WHAT IS ASKED:
Restate, word for word, every line of the data.

TASK INPUT:
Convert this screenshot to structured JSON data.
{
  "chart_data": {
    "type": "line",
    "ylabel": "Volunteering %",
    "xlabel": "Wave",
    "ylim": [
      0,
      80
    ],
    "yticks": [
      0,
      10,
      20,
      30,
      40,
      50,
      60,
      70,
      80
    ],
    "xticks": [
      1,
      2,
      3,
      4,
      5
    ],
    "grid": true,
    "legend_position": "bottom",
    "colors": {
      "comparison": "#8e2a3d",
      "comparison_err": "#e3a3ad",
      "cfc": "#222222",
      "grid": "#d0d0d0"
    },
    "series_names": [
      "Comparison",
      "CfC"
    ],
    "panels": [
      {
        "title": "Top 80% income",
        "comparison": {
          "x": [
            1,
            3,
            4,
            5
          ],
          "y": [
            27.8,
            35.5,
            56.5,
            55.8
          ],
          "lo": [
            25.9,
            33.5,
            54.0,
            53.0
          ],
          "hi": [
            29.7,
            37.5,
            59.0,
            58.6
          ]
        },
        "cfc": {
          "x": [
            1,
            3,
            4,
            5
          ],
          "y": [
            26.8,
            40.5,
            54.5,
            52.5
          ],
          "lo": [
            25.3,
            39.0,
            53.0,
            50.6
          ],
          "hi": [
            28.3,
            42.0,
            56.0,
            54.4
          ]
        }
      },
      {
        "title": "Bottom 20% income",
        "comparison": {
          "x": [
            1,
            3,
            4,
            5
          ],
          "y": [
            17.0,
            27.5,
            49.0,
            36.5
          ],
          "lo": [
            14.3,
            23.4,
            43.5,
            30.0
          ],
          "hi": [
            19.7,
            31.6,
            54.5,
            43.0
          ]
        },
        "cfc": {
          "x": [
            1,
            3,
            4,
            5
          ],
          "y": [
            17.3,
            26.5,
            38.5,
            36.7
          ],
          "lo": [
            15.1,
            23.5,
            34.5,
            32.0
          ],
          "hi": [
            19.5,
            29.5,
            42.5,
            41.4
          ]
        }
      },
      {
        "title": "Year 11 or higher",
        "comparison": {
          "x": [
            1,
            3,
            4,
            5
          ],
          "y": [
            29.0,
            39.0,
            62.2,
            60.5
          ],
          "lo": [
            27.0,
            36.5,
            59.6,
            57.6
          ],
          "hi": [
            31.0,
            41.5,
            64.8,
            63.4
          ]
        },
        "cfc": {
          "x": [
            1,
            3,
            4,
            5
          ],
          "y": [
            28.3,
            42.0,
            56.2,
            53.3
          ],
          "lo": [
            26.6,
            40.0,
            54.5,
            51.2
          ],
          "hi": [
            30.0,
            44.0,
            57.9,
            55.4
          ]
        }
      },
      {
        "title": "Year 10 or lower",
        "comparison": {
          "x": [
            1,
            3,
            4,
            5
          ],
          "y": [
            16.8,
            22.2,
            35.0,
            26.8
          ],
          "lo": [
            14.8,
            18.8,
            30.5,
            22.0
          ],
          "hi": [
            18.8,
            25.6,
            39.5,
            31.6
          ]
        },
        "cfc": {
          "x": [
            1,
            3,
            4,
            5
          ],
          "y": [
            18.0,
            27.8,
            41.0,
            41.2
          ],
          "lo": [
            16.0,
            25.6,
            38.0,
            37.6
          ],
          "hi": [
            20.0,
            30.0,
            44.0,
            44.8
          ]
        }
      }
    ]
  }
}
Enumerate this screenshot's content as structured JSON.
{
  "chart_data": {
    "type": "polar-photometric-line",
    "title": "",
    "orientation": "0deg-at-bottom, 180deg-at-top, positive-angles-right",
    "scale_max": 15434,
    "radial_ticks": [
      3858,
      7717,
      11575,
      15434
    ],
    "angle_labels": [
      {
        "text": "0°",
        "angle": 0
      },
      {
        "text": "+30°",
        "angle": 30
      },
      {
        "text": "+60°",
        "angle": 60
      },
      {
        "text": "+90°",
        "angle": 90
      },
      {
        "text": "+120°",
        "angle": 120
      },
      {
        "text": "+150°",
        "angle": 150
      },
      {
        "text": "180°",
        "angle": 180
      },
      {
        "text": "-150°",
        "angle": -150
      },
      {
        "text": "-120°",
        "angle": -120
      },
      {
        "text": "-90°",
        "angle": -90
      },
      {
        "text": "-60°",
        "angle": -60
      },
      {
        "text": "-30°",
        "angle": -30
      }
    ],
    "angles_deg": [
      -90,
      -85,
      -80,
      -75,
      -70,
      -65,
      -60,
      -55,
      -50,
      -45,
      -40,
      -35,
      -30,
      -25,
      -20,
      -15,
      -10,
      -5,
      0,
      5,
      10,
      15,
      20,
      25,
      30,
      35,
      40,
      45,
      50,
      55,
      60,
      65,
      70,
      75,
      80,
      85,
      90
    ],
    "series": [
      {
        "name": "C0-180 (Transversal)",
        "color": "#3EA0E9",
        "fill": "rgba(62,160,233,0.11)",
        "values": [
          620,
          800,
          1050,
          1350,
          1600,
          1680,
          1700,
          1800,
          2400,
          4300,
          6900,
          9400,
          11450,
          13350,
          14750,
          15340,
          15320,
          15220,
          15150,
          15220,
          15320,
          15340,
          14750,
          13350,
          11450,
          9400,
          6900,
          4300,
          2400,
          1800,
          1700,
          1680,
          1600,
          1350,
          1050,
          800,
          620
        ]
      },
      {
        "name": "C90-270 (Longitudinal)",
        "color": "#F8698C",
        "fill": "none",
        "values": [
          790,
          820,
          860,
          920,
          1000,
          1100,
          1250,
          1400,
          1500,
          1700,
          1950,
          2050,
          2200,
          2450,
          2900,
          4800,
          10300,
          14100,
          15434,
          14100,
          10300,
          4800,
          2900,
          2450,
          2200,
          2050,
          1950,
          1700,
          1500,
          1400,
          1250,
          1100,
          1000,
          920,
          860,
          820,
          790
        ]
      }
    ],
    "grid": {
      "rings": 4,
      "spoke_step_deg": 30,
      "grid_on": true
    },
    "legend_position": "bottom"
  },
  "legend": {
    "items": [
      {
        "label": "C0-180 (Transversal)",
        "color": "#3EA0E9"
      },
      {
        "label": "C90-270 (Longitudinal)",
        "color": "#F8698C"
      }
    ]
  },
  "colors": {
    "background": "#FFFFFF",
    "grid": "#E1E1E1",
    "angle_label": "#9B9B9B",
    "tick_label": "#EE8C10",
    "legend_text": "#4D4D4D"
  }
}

FULL ANSWER:
Convert this screenshot to structured JSON data.
{
  "chart_data": {
    "type": "line",
    "ylabel": "Volunteering %",
    "xlabel": "Wave",
    "ylim": [
      0,
      80
    ],
    "yticks": [
      0,
      10,
      20,
      30,
      40,
      50,
      60,
      70,
      80
    ],
    "xticks": [
      1,
      2,
      3,
      4,
      5
    ],
    "grid": true,
    "legend_position": "bottom",
    "colors": {
      "comparison": "#8e2a3d",
      "comparison_err": "#e3a3ad",
      "cfc": "#222222",
      "grid": "#d0d0d0"
    },
    "series_names": [
      "Comparison",
      "CfC"
    ],
    "panels": [
      {
        "title": "Top 80% income",
        "comparison": {
          "x": [
            1,
            3,
            4,
            5
          ],
          "y": [
            27.8,
            35.5,
            56.5,
            55.8
          ],
          "lo": [
            25.9,
            33.5,
            54.0,
            53.0
          ],
          "hi": [
            29.7,
            37.5,
            59.0,
            58.6
          ]
        },
        "cfc": {
          "x": [
            1,
            3,
            4,
            5
          ],
          "y": [
            26.8,
            40.5,
            54.5,
            52.5
          ],
          "lo": [
            25.3,
            39.0,
            53.0,
            50.6
          ],
          "hi": [
            28.3,
            42.0,
            56.0,
            54.4
          ]
        }
      },
      {
        "title": "Bottom 20% income",
        "comparison": {
          "x": [
            1,
            3,
            4,
            5
          ],
          "y": [
            17.0,
            27.5,
            49.0,
            36.5
          ],
          "lo": [
            14.3,
            23.4,
            43.5,
            30.0
          ],
          "hi": [
            19.7,
            31.6,
            54.5,
            43.0
          ]
        },
        "cfc": {
          "x": [
            1,
            3,
            4,
            5
          ],
          "y": [
            17.3,
            26.5,
            38.5,
            36.7
          ],
          "lo": [
            15.1,
            23.5,
            34.5,
            32.0
          ],
          "hi": [
            19.5,
            29.5,
            42.5,
            41.4
          ]
        }
      },
      {
        "title": "Year 11 or higher",
        "comparison": {
          "x": [
            1,
            3,
            4,
            5
          ],
          "y": [
            29.0,
            39.0,
            62.2,
            60.5
          ],
          "lo": [
            27.0,
            36.5,
            59.6,
            57.6
          ],
          "hi": [
            31.0,
            41.5,
            64.8,
            63.4
          ]
        },
        "cfc": {
          "x": [
            1,
            3,
            4,
            5
          ],
          "y": [
            28.3,
            42.0,
            56.2,
            53.3
          ],
          "lo": [
            26.6,
            40.0,
            54.5,
            51.2
          ],
          "hi": [
            30.0,
            44.0,
            57.9,
            55.4
          ]
        }
      },
      {
        "title": "Year 10 or lower",
        "comparison": {
          "x": [
            1,
            3,
            4,
            5
          ],
          "y": [
            16.8,
            22.2,
            35.0,
            26.8
          ],
          "lo": [
            14.8,
            18.8,
            30.5,
            22.0
          ],
          "hi": [
            18.8,
            25.6,
            39.5,
            31.6
          ]
        },
        "cfc": {
          "x": [
            1,
            3,
            4,
            5
          ],
          "y": [
            18.0,
            27.8,
            41.0,
            41.2
          ],
          "lo": [
            16.0,
            25.6,
            38.0,
            37.6
          ],
          "hi": [
            20.0,
            30.0,
            44.0,
            44.8
          ]
        }
      }
    ]
  }
}
Enumerate this screenshot's content as structured JSON.
{
  "chart_data": {
    "type": "polar-photometric-line",
    "title": "",
    "orientation": "0deg-at-bottom, 180deg-at-top, positive-angles-right",
    "scale_max": 15434,
    "radial_ticks": [
      3858,
      7717,
      11575,
      15434
    ],
    "angle_labels": [
      {
        "text": "0°",
        "angle": 0
      },
      {
        "text": "+30°",
        "angle": 30
      },
      {
        "text": "+60°",
        "angle": 60
      },
      {
        "text": "+90°",
        "angle": 90
      },
      {
        "text": "+120°",
        "angle": 120
      },
      {
        "text": "+150°",
        "angle": 150
      },
      {
        "text": "180°",
        "angle": 180
      },
      {
        "text": "-150°",
        "angle": -150
      },
      {
        "text": "-120°",
        "angle": -120
      },
      {
        "text": "-90°",
        "angle": -90
      },
      {
        "text": "-60°",
        "angle": -60
      },
      {
        "text": "-30°",
        "angle": -30
      }
    ],
    "angles_deg": [
      -90,
      -85,
      -80,
      -75,
      -70,
      -65,
      -60,
      -55,
      -50,
      -45,
      -40,
      -35,
      -30,
      -25,
      -20,
      -15,
      -10,
      -5,
      0,
      5,
      10,
      15,
      20,
      25,
      30,
      35,
      40,
      45,
      50,
      55,
      60,
      65,
      70,
      75,
      80,
      85,
      90
    ],
    "series": [
      {
        "name": "C0-180 (Transversal)",
        "color": "#3EA0E9",
        "fill": "rgba(62,160,233,0.11)",
        "values": [
          620,
          800,
          1050,
          1350,
          1600,
          1680,
          1700,
          1800,
          2400,
          4300,
          6900,
          9400,
          11450,
          13350,
          14750,
          15340,
          15320,
          15220,
          15150,
          15220,
          15320,
          15340,
          14750,
          13350,
          11450,
          9400,
          6900,
          4300,
          2400,
          1800,
          1700,
          1680,
          1600,
          1350,
          1050,
          800,
          620
        ]
      },
      {
        "name": "C90-270 (Longitudinal)",
        "color": "#F8698C",
        "fill": "none",
        "values": [
          790,
          820,
          860,
          920,
          1000,
          1100,
          1250,
          1400,
          1500,
          1700,
          1950,
          2050,
          2200,
          2450,
          2900,
          4800,
          10300,
          14100,
          15434,
          14100,
          10300,
          4800,
          2900,
          2450,
          2200,
          2050,
          1950,
          1700,
          1500,
          1400,
          1250,
          1100,
          1000,
          920,
          860,
          820,
          790
        ]
      }
    ],
    "grid": {
      "rings": 4,
      "spoke_step_deg": 30,
      "grid_on": true
    },
    "legend_position": "bottom"
  },
  "legend": {
    "items": [
      {
        "label": "C0-180 (Transversal)",
        "color": "#3EA0E9"
      },
      {
        "label": "C90-270 (Longitudinal)",
        "color": "#F8698C"
      }
    ]
  },
  "colors": {
    "background": "#FFFFFF",
    "grid": "#E1E1E1",
    "angle_label": "#9B9B9B",
    "tick_label": "#EE8C10",
    "legend_text": "#4D4D4D"
  }
}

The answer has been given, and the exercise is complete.